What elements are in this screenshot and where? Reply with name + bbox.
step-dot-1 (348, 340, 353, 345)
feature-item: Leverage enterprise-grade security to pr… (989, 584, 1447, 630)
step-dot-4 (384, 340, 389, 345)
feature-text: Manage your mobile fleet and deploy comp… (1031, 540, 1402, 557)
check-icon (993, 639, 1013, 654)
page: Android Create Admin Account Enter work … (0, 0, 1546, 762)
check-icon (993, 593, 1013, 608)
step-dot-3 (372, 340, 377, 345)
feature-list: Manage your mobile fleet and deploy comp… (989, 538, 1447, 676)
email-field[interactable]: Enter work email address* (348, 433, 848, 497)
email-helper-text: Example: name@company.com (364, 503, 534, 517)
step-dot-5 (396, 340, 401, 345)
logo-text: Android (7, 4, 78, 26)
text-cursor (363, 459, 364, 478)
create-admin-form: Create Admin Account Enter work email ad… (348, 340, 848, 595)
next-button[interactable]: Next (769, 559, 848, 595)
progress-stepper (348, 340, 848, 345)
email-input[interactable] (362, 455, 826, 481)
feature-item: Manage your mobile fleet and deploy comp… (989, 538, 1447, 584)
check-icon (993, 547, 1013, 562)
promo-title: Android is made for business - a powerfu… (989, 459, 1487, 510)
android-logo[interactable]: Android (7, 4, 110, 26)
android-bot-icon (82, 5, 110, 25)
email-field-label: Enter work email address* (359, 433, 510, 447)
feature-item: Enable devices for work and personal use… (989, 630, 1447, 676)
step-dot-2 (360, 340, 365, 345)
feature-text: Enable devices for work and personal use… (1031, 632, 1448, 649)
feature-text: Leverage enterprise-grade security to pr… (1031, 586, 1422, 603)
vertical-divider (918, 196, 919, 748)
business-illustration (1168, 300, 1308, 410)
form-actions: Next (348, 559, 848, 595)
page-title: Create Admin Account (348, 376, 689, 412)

........

Write out all the records above line by line, with no changes.

What elements are in this screenshot and where? Reply with name + bbox.
step-dot-1 (348, 340, 353, 345)
feature-item: Leverage enterprise-grade security to pr… (989, 584, 1447, 630)
step-dot-4 (384, 340, 389, 345)
feature-text: Manage your mobile fleet and deploy comp… (1031, 540, 1402, 557)
check-icon (993, 639, 1013, 654)
page: Android Create Admin Account Enter work … (0, 0, 1546, 762)
check-icon (993, 593, 1013, 608)
step-dot-3 (372, 340, 377, 345)
feature-list: Manage your mobile fleet and deploy comp… (989, 538, 1447, 676)
email-field[interactable]: Enter work email address* (348, 433, 848, 497)
email-helper-text: Example: name@company.com (364, 503, 534, 517)
step-dot-5 (396, 340, 401, 345)
logo-text: Android (7, 4, 78, 26)
text-cursor (363, 459, 364, 478)
create-admin-form: Create Admin Account Enter work email ad… (348, 340, 848, 595)
next-button[interactable]: Next (769, 559, 848, 595)
progress-stepper (348, 340, 848, 345)
email-input[interactable] (362, 455, 826, 481)
feature-item: Manage your mobile fleet and deploy comp… (989, 538, 1447, 584)
check-icon (993, 547, 1013, 562)
promo-title: Android is made for business - a powerfu… (989, 459, 1487, 510)
android-logo[interactable]: Android (7, 4, 110, 26)
android-bot-icon (82, 5, 110, 25)
email-field-label: Enter work email address* (359, 433, 510, 447)
feature-item: Enable devices for work and personal use… (989, 630, 1447, 676)
step-dot-2 (360, 340, 365, 345)
feature-text: Enable devices for work and personal use… (1031, 632, 1448, 649)
feature-text: Leverage enterprise-grade security to pr… (1031, 586, 1422, 603)
vertical-divider (918, 196, 919, 748)
business-illustration (1168, 300, 1308, 410)
form-actions: Next (348, 559, 848, 595)
page-title: Create Admin Account (348, 376, 689, 412)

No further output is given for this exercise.